▸ Prompt:
Repeat the whole listing exactly.

▸ Extracted data:
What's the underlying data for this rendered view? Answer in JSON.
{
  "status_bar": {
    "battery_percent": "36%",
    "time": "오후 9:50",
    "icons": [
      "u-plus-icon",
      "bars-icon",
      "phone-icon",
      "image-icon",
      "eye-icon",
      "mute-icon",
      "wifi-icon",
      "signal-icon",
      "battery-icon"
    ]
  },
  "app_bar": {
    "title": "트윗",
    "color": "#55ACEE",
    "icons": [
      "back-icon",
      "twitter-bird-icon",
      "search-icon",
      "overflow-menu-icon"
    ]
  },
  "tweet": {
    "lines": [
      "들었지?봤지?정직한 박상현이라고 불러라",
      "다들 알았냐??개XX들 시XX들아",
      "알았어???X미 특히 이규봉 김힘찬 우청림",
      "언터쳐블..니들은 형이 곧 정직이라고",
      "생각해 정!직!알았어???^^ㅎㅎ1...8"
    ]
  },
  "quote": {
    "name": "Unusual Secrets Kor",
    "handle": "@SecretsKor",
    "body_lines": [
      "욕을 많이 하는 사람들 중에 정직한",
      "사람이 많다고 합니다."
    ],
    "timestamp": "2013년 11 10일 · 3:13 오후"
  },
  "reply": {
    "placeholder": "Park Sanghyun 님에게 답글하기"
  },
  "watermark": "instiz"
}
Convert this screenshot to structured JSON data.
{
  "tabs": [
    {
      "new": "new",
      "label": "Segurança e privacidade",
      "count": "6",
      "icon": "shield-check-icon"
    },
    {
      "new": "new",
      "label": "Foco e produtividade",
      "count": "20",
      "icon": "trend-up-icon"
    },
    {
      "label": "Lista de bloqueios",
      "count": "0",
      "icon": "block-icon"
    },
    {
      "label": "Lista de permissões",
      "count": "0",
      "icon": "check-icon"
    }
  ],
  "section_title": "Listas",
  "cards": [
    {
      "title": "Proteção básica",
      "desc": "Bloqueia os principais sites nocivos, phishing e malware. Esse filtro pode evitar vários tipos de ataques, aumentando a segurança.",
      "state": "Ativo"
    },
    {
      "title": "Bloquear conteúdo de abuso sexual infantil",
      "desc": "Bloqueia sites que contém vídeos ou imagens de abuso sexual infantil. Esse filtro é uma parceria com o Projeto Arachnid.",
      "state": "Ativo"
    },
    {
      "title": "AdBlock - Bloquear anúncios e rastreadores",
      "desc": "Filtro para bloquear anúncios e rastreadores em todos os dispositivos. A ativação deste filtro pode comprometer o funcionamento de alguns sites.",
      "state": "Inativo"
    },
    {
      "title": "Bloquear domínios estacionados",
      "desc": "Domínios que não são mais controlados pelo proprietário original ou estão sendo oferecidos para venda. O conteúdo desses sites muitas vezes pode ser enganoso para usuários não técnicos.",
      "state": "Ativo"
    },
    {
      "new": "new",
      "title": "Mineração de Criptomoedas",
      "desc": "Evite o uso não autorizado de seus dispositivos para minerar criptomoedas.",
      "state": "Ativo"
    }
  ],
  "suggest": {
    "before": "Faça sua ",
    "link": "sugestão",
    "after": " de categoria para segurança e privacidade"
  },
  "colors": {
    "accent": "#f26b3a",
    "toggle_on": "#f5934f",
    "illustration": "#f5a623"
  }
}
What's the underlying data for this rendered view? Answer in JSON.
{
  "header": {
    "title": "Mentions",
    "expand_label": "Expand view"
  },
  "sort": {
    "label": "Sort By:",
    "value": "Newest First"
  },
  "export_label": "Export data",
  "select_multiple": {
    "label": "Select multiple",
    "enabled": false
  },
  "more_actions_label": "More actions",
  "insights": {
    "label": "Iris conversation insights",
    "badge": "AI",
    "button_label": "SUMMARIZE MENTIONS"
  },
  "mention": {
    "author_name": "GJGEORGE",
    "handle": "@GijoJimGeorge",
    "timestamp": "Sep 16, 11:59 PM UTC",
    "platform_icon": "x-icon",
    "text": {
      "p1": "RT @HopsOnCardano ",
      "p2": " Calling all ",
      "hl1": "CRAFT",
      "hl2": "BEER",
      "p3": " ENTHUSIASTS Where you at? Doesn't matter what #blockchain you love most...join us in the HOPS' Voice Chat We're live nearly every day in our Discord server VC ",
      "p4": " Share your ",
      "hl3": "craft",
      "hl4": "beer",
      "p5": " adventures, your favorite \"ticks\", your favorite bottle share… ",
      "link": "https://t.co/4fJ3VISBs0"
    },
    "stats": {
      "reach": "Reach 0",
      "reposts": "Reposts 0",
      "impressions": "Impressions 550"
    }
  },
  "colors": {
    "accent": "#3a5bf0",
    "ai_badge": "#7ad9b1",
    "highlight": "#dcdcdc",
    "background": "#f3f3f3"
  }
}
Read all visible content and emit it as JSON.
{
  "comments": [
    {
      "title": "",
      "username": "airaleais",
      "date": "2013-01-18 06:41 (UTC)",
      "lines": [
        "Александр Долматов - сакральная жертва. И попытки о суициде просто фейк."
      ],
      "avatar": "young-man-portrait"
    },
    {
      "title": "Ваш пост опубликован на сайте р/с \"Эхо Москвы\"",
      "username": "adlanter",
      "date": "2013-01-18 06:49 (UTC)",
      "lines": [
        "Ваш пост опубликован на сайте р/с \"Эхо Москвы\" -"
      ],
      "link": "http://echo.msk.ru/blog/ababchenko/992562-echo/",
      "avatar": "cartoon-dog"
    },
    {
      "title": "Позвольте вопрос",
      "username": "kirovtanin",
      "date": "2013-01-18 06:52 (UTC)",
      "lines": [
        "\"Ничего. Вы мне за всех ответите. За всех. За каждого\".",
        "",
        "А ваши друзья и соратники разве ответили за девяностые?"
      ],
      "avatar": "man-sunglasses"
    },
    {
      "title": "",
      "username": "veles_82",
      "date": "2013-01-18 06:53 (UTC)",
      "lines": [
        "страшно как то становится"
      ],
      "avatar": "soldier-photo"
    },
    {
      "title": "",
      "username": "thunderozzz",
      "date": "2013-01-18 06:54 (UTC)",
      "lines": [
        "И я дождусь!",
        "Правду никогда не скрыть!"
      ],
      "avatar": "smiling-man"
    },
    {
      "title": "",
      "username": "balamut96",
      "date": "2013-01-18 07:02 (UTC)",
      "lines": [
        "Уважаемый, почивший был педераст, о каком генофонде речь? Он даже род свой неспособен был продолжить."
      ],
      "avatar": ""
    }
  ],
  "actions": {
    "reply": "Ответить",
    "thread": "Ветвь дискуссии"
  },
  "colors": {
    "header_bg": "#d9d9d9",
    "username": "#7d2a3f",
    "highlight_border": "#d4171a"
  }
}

▸ Task answer:
What's the underlying data for this rendered view? Answer in JSON.
{
  "status_bar": {
    "battery_percent": "36%",
    "time": "오후 9:50",
    "icons": [
      "u-plus-icon",
      "bars-icon",
      "phone-icon",
      "image-icon",
      "eye-icon",
      "mute-icon",
      "wifi-icon",
      "signal-icon",
      "battery-icon"
    ]
  },
  "app_bar": {
    "title": "트윗",
    "color": "#55ACEE",
    "icons": [
      "back-icon",
      "twitter-bird-icon",
      "search-icon",
      "overflow-menu-icon"
    ]
  },
  "tweet": {
    "lines": [
      "들었지?봤지?정직한 박상현이라고 불러라",
      "다들 알았냐??개XX들 시XX들아",
      "알았어???X미 특히 이규봉 김힘찬 우청림",
      "언터쳐블..니들은 형이 곧 정직이라고",
      "생각해 정!직!알았어???^^ㅎㅎ1...8"
    ]
  },
  "quote": {
    "name": "Unusual Secrets Kor",
    "handle": "@SecretsKor",
    "body_lines": [
      "욕을 많이 하는 사람들 중에 정직한",
      "사람이 많다고 합니다."
    ],
    "timestamp": "2013년 11 10일 · 3:13 오후"
  },
  "reply": {
    "placeholder": "Park Sanghyun 님에게 답글하기"
  },
  "watermark": "instiz"
}
Convert this screenshot to structured JSON data.
{
  "tabs": [
    {
      "new": "new",
      "label": "Segurança e privacidade",
      "count": "6",
      "icon": "shield-check-icon"
    },
    {
      "new": "new",
      "label": "Foco e produtividade",
      "count": "20",
      "icon": "trend-up-icon"
    },
    {
      "label": "Lista de bloqueios",
      "count": "0",
      "icon": "block-icon"
    },
    {
      "label": "Lista de permissões",
      "count": "0",
      "icon": "check-icon"
    }
  ],
  "section_title": "Listas",
  "cards": [
    {
      "title": "Proteção básica",
      "desc": "Bloqueia os principais sites nocivos, phishing e malware. Esse filtro pode evitar vários tipos de ataques, aumentando a segurança.",
      "state": "Ativo"
    },
    {
      "title": "Bloquear conteúdo de abuso sexual infantil",
      "desc": "Bloqueia sites que contém vídeos ou imagens de abuso sexual infantil. Esse filtro é uma parceria com o Projeto Arachnid.",
      "state": "Ativo"
    },
    {
      "title": "AdBlock - Bloquear anúncios e rastreadores",
      "desc": "Filtro para bloquear anúncios e rastreadores em todos os dispositivos. A ativação deste filtro pode comprometer o funcionamento de alguns sites.",
      "state": "Inativo"
    },
    {
      "title": "Bloquear domínios estacionados",
      "desc": "Domínios que não são mais controlados pelo proprietário original ou estão sendo oferecidos para venda. O conteúdo desses sites muitas vezes pode ser enganoso para usuários não técnicos.",
      "state": "Ativo"
    },
    {
      "new": "new",
      "title": "Mineração de Criptomoedas",
      "desc": "Evite o uso não autorizado de seus dispositivos para minerar criptomoedas.",
      "state": "Ativo"
    }
  ],
  "suggest": {
    "before": "Faça sua ",
    "link": "sugestão",
    "after": " de categoria para segurança e privacidade"
  },
  "colors": {
    "accent": "#f26b3a",
    "toggle_on": "#f5934f",
    "illustration": "#f5a623"
  }
}
What's the underlying data for this rendered view? Answer in JSON.
{
  "header": {
    "title": "Mentions",
    "expand_label": "Expand view"
  },
  "sort": {
    "label": "Sort By:",
    "value": "Newest First"
  },
  "export_label": "Export data",
  "select_multiple": {
    "label": "Select multiple",
    "enabled": false
  },
  "more_actions_label": "More actions",
  "insights": {
    "label": "Iris conversation insights",
    "badge": "AI",
    "button_label": "SUMMARIZE MENTIONS"
  },
  "mention": {
    "author_name": "GJGEORGE",
    "handle": "@GijoJimGeorge",
    "timestamp": "Sep 16, 11:59 PM UTC",
    "platform_icon": "x-icon",
    "text": {
      "p1": "RT @HopsOnCardano ",
      "p2": " Calling all ",
      "hl1": "CRAFT",
      "hl2": "BEER",
      "p3": " ENTHUSIASTS Where you at? Doesn't matter what #blockchain you love most...join us in the HOPS' Voice Chat We're live nearly every day in our Discord server VC ",
      "p4": " Share your ",
      "hl3": "craft",
      "hl4": "beer",
      "p5": " adventures, your favorite \"ticks\", your favorite bottle share… ",
      "link": "https://t.co/4fJ3VISBs0"
    },
    "stats": {
      "reach": "Reach 0",
      "reposts": "Reposts 0",
      "impressions": "Impressions 550"
    }
  },
  "colors": {
    "accent": "#3a5bf0",
    "ai_badge": "#7ad9b1",
    "highlight": "#dcdcdc",
    "background": "#f3f3f3"
  }
}
Read all visible content and emit it as JSON.
{
  "comments": [
    {
      "title": "",
      "username": "airaleais",
      "date": "2013-01-18 06:41 (UTC)",
      "lines": [
        "Александр Долматов - сакральная жертва. И попытки о суициде просто фейк."
      ],
      "avatar": "young-man-portrait"
    },
    {
      "title": "Ваш пост опубликован на сайте р/с \"Эхо Москвы\"",
      "username": "adlanter",
      "date": "2013-01-18 06:49 (UTC)",
      "lines": [
        "Ваш пост опубликован на сайте р/с \"Эхо Москвы\" -"
      ],
      "link": "http://echo.msk.ru/blog/ababchenko/992562-echo/",
      "avatar": "cartoon-dog"
    },
    {
      "title": "Позвольте вопрос",
      "username": "kirovtanin",
      "date": "2013-01-18 06:52 (UTC)",
      "lines": [
        "\"Ничего. Вы мне за всех ответите. За всех. За каждого\".",
        "",
        "А ваши друзья и соратники разве ответили за девяностые?"
      ],
      "avatar": "man-sunglasses"
    },
    {
      "title": "",
      "username": "veles_82",
      "date": "2013-01-18 06:53 (UTC)",
      "lines": [
        "страшно как то становится"
      ],
      "avatar": "soldier-photo"
    },
    {
      "title": "",
      "username": "thunderozzz",
      "date": "2013-01-18 06:54 (UTC)",
      "lines": [
        "И я дождусь!",
        "Правду никогда не скрыть!"
      ],
      "avatar": "smiling-man"
    },
    {
      "title": "",
      "username": "balamut96",
      "date": "2013-01-18 07:02 (UTC)",
      "lines": [
        "Уважаемый, почивший был педераст, о каком генофонде речь? Он даже род свой неспособен был продолжить."
      ],
      "avatar": ""
    }
  ],
  "actions": {
    "reply": "Ответить",
    "thread": "Ветвь дискуссии"
  },
  "colors": {
    "header_bg": "#d9d9d9",
    "username": "#7d2a3f",
    "highlight_border": "#d4171a"
  }
}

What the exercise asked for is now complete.